▶ [RECORDS SUPPLIED]
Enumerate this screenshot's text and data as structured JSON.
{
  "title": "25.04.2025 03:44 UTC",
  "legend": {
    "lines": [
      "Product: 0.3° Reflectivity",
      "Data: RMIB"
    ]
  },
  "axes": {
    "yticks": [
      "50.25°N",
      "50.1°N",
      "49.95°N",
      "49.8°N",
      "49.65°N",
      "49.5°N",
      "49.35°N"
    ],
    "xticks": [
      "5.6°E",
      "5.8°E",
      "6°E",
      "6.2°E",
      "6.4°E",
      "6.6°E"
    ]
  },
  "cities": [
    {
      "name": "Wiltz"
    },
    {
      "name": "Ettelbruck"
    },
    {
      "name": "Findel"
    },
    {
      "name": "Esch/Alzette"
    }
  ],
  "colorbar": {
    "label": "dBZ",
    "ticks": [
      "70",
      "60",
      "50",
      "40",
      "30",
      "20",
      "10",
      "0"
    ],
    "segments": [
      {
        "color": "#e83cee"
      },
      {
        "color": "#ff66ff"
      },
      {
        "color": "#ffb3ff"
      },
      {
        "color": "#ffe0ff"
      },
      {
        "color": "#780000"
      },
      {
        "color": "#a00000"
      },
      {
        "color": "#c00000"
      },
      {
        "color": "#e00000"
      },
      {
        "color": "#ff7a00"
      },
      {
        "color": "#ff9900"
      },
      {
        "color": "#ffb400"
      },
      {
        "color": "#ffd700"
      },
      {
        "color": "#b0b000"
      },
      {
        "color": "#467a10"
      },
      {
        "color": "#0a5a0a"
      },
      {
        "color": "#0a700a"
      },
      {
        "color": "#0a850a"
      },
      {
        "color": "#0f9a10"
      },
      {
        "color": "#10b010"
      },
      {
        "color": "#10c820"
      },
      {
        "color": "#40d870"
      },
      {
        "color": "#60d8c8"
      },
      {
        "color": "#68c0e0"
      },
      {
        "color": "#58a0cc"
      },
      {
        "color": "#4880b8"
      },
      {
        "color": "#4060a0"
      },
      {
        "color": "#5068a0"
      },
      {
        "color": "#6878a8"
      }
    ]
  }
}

▶ [TASK DESCRIPTION] Which lines of the data include "name"? Copy each of them.

▶ [SOLUTION TO THIS EXERCISE]
      "name": "Wiltz"
      "name": "Ettelbruck"
      "name": "Findel"
      "name": "Esch/Alzette"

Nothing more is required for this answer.